[start Source data]
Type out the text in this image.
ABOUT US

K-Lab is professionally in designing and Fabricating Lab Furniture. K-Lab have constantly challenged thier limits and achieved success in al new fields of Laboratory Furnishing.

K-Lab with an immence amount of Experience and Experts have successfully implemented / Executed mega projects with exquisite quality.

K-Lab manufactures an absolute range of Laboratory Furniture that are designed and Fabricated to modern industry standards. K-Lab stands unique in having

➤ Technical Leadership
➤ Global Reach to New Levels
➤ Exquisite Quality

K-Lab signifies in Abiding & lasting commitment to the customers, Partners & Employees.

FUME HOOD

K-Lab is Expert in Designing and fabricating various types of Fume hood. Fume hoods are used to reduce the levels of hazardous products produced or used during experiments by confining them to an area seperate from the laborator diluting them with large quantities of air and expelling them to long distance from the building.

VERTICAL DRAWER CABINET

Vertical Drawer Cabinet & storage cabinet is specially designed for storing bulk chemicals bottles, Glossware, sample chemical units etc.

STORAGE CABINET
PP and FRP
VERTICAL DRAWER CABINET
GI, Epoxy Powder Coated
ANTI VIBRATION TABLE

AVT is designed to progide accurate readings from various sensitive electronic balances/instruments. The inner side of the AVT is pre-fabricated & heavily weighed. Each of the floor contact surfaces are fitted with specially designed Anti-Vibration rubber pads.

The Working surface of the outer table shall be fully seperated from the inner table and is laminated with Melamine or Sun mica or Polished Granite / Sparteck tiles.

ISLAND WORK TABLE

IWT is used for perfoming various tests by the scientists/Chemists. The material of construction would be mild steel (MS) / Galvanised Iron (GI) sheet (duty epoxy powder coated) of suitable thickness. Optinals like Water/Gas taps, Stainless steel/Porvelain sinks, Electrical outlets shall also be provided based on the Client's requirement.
[end Source data]
● Short exercise
Copy out the lines in which the string "Furniture" appears.

● Task solution
K-Lab is professionally in designing and Fabricating Lab Furniture. K-Lab have constantly challenged thier limits and achieved success in al new fields of Laboratory Furnishing.
K-Lab manufactures an absolute range of Laboratory Furniture that are designed and Fabricated to modern industry standards. K-Lab stands unique in having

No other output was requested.